* _O QUE SE PEDE_:
Responda, com base no texto extraído:
1. De que o escritor era acusado, segundo a primeira frase?
2. Por que Philip Roth é conhecido?
3. Que motivo quem escreve o texto dá para não escrever ficção?

* _TEXTO EXTRAÍDO_:
O escritor era acusado de ser antissemita, de odiar a si mesmo. Por outro lado, era enaltecido pelos judeus por ser um dos escritores norte-americanos mais premiados de sua geração

A imaginação possui uma estrutura desvendável. Já o real é totalmente indecifrável e imprevisível, até que efetivamente ocorra e torne-se óbvio para os assinantes do jornal de amanhã e para os engenheiros de obras prontas.

Você pode ficar maravilhado com uma ficção e pode até ficar encafifado com a linguagem onírica de uma obra nonsense. Mas o susto que leva com a chamada realidade está muito além da imaginação. “Nunca vi isso!”, pois é, mas agora você está vendo. A maior parte dos escritores usa suas memórias para produzir ficção, mas Philip Roth é conhecido como o autor que, mais do que isso, confunde deliberadamente autobiografia e ficção.

Eu não escrevo ficção porque, para mim, soa como se eu estivesse escrevendo um monte de mentiras (embora eu adore ler ficção). Só escrevo memórias e, mesmo assim, filtro todas elas porque acho que sou responsável pelas palavras que saem da minha boca e, mais ainda, pelas palavras cravadas, isto é, gravadas ou grafadas. Evito expor as pessoas que me cercam, vivas, moribundas ou mortas. Não conto o que sei, sei o que conto. Alguém poderia dizer, então, que conto meias verdades.

Uma sequência de registros:
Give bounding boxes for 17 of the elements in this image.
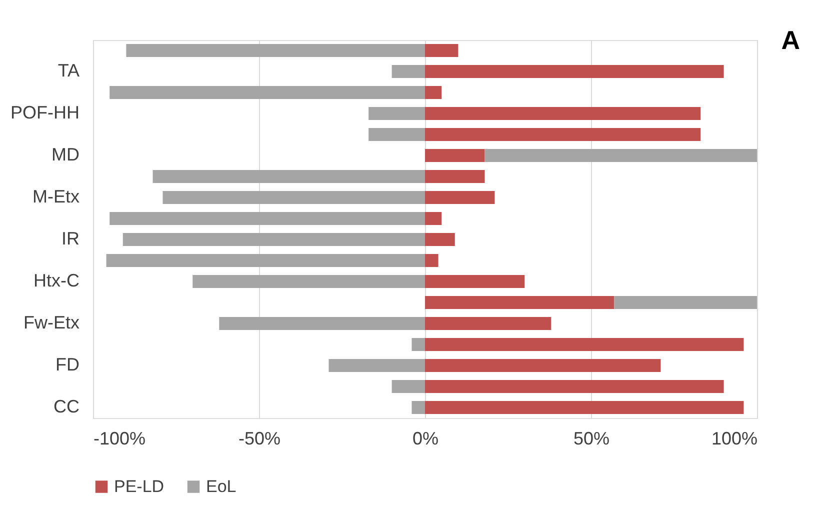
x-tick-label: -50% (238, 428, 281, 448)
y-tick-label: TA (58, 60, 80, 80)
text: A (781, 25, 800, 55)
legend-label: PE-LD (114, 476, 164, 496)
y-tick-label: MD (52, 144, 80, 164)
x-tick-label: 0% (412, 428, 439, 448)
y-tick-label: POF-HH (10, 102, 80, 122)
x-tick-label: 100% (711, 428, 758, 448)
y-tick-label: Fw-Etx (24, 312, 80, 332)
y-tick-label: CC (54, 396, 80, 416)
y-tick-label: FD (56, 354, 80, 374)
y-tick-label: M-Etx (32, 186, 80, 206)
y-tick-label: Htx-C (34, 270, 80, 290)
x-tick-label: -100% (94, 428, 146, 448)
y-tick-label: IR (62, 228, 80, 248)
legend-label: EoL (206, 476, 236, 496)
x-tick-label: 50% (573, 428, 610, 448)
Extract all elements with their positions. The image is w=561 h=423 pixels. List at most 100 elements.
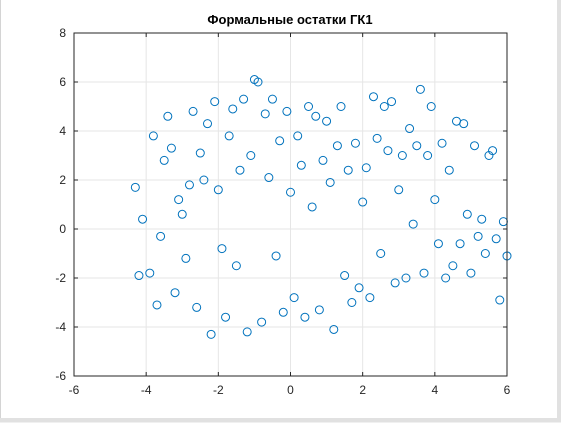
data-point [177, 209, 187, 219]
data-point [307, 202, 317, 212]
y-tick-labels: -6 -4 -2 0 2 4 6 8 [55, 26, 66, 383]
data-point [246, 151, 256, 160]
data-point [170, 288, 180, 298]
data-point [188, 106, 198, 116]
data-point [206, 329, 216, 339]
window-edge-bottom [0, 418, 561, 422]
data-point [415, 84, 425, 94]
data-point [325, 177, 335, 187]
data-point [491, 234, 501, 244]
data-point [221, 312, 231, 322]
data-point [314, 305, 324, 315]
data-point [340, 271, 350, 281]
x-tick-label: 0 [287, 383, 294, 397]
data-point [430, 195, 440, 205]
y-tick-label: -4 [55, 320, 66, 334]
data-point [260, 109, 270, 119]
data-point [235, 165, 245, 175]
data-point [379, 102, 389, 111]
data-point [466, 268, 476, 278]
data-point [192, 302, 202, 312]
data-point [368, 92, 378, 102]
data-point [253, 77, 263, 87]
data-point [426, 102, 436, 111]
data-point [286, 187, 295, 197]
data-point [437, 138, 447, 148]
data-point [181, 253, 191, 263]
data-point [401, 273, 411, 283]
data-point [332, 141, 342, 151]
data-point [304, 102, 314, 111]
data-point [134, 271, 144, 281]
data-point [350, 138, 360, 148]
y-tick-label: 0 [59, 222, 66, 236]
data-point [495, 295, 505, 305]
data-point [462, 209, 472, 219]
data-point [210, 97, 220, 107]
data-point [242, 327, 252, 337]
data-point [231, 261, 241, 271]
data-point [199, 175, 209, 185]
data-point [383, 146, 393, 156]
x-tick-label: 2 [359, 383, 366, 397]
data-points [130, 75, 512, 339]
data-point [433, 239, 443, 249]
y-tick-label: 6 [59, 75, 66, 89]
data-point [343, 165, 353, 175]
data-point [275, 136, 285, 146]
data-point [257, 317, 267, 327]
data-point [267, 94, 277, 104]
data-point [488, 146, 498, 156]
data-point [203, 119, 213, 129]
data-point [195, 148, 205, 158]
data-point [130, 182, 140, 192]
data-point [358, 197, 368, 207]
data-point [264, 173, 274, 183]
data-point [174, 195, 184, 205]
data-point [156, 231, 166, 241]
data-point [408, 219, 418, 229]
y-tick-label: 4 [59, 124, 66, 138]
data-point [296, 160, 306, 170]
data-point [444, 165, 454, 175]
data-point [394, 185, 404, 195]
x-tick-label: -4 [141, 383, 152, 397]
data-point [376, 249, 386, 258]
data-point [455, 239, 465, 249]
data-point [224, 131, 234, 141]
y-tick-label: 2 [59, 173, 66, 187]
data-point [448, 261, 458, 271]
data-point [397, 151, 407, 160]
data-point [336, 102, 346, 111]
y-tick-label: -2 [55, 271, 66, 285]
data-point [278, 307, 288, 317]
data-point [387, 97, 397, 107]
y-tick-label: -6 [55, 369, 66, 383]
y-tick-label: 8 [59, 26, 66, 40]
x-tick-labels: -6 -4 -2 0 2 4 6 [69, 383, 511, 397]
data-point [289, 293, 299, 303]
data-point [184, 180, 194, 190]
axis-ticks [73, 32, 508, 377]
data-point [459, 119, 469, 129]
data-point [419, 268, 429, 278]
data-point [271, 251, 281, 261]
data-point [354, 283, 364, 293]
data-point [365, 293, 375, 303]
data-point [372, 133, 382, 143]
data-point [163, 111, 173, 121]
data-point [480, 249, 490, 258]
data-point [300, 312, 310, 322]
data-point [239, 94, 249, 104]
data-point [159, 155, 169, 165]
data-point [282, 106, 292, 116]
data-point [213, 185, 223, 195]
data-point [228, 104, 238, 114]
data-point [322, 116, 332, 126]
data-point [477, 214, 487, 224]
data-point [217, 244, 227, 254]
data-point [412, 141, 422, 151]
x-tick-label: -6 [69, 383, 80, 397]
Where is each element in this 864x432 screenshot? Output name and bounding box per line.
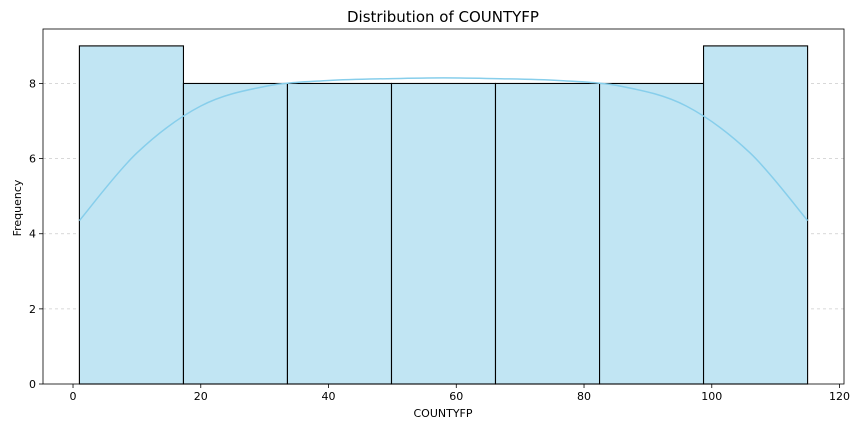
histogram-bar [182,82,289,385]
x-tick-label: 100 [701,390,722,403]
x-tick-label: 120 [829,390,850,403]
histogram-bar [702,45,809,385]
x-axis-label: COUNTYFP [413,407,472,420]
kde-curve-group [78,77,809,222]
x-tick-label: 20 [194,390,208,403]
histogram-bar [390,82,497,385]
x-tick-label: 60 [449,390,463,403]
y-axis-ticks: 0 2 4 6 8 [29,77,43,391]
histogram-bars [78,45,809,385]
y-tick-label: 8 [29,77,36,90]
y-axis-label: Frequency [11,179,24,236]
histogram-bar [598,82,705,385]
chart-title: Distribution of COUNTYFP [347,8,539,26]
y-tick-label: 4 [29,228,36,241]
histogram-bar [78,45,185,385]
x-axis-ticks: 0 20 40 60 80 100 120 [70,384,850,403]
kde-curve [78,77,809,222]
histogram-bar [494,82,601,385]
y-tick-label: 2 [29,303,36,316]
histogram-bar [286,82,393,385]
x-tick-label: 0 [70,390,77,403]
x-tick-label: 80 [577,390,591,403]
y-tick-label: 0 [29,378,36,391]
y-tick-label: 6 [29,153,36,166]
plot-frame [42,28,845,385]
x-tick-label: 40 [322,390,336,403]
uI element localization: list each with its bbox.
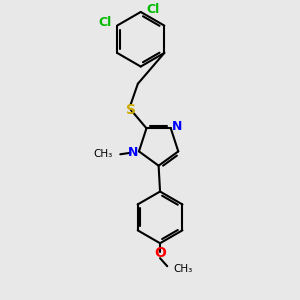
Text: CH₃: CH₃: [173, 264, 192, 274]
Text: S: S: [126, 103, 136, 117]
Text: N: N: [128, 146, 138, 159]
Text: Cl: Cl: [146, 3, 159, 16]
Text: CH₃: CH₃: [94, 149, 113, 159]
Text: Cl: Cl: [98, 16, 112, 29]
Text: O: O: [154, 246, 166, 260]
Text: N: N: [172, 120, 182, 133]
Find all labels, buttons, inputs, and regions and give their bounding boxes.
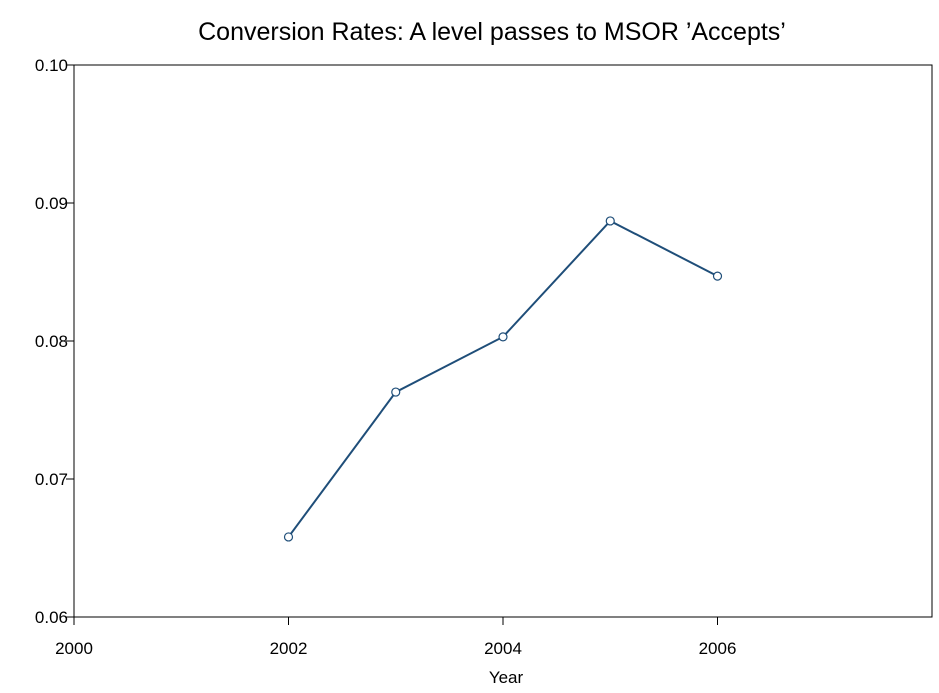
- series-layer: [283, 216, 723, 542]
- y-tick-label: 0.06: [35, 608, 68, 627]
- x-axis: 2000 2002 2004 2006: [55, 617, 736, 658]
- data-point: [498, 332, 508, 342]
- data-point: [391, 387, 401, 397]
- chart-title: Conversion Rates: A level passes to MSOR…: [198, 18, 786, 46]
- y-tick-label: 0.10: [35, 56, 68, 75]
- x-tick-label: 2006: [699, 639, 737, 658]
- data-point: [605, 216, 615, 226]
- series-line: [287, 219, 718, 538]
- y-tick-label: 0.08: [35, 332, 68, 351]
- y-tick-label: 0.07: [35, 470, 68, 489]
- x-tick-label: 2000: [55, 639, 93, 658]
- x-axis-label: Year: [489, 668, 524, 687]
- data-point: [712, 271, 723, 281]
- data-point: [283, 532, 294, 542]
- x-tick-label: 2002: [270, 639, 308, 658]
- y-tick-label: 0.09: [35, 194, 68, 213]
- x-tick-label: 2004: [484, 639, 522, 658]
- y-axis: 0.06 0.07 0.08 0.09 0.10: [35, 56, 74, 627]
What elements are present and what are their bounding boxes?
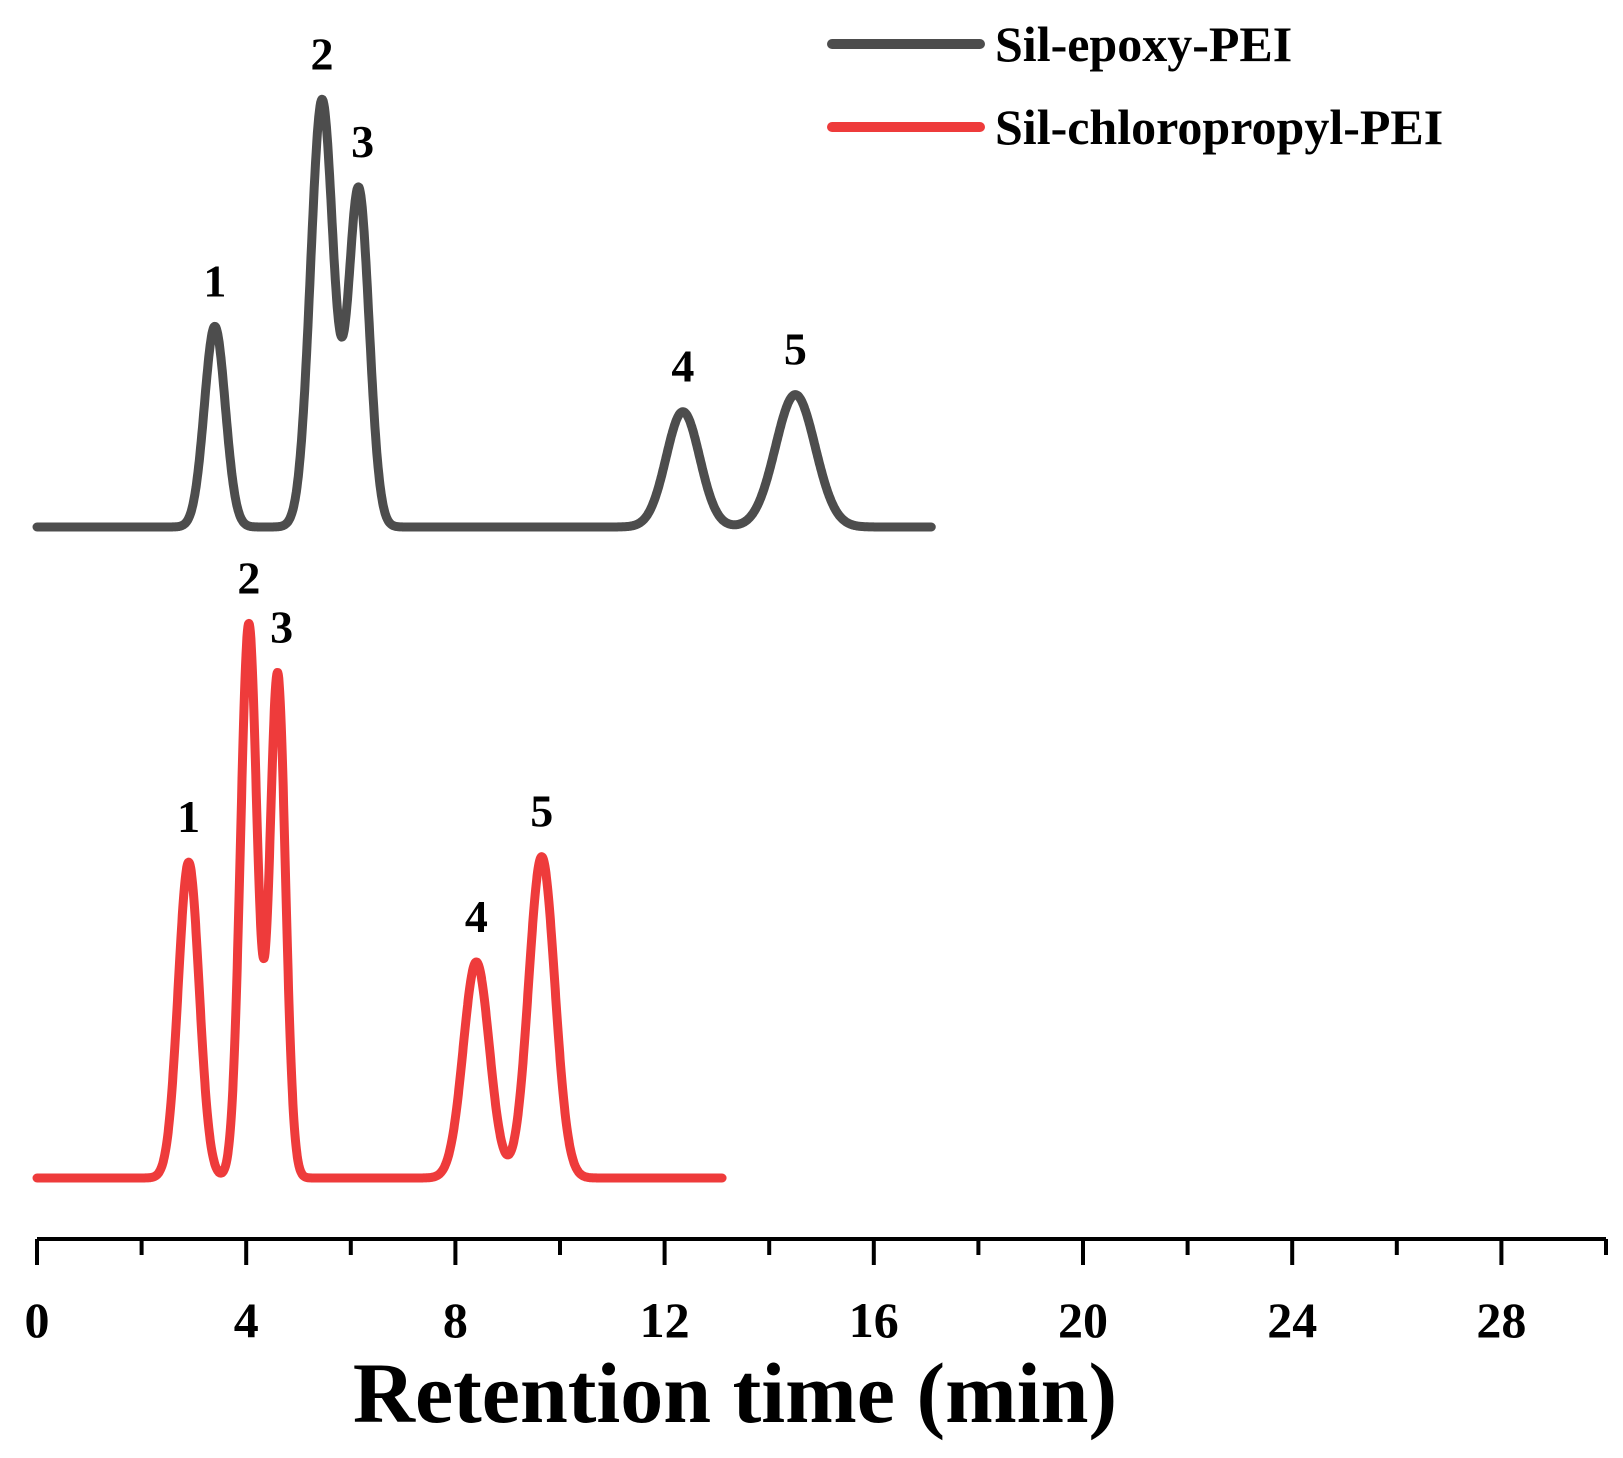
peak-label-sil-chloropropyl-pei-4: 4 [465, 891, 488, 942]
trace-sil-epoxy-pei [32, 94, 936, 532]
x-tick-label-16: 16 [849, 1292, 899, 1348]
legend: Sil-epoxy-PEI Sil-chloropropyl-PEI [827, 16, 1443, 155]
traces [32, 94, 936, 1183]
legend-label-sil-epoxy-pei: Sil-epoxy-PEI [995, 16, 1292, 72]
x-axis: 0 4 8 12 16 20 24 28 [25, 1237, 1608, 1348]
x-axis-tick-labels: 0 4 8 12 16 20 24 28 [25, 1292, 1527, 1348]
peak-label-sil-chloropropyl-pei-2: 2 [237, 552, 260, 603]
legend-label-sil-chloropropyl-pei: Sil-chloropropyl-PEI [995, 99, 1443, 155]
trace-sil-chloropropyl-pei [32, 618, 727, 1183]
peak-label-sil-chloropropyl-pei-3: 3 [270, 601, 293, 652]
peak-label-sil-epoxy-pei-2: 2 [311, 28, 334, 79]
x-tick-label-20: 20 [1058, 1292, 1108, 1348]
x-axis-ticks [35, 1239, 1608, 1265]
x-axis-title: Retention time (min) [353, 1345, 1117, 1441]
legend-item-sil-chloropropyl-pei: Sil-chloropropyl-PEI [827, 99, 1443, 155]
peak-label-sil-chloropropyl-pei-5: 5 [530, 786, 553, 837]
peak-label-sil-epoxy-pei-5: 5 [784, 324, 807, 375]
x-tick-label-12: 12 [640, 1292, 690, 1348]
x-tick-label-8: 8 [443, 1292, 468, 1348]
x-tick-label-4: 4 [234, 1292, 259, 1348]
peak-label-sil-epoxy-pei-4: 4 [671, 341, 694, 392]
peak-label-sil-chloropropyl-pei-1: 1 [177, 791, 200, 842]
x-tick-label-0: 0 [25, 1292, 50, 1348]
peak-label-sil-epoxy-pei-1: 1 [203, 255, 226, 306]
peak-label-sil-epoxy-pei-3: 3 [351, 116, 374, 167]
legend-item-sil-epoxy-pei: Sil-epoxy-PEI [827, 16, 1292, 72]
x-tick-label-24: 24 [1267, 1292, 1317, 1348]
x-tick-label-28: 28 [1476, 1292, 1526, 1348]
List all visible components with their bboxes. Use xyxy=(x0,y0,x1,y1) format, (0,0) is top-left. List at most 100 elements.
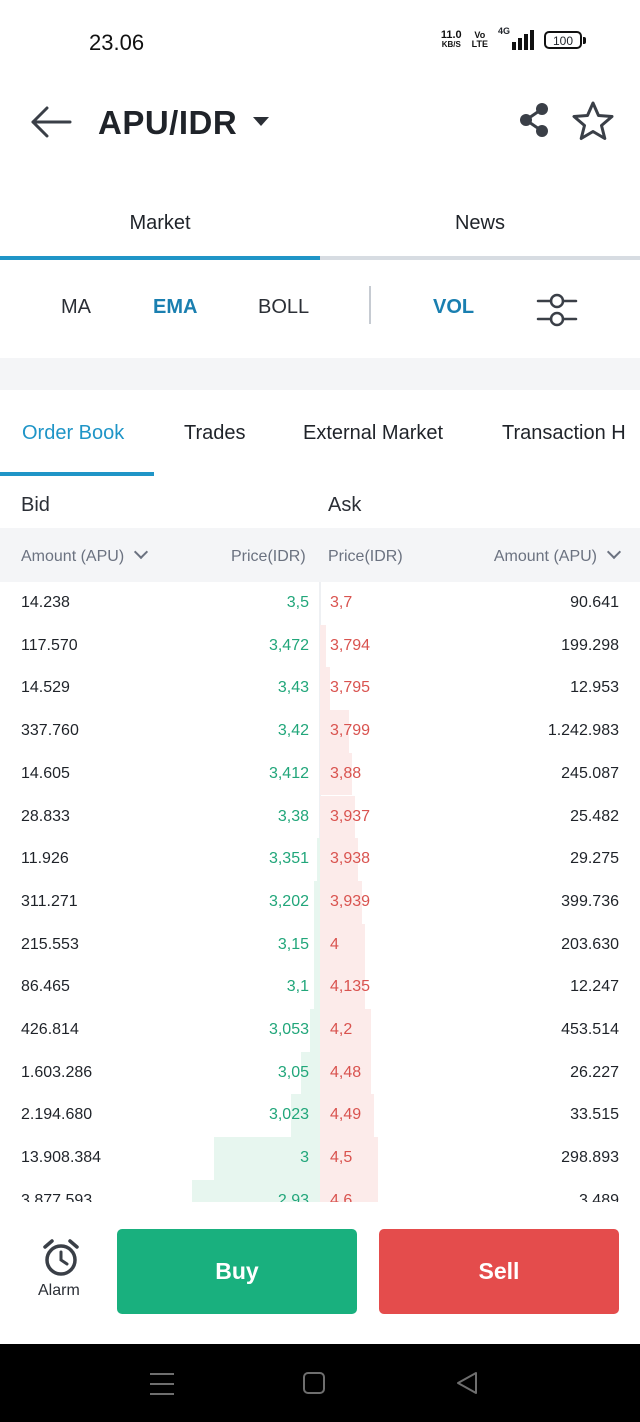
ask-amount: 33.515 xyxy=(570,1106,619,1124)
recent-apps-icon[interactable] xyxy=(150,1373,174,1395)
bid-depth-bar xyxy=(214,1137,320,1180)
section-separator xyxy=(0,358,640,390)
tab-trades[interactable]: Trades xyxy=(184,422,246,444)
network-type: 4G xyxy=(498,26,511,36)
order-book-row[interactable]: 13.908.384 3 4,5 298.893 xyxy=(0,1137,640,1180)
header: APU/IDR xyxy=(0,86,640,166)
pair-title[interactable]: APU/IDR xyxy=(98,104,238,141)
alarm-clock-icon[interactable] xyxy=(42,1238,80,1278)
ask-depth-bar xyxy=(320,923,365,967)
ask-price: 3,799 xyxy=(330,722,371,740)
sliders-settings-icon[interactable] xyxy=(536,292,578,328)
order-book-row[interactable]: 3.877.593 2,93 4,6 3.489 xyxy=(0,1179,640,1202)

* _RESPOSTA CORRETA_:
1. De ser antissemita, de odiar a si mesmo.
2. Por ser o autor que confunde deliberadamente autobiografia e ficção.
3. Para essa pessoa, soa como se estivesse escrevendo um monte de mentiras.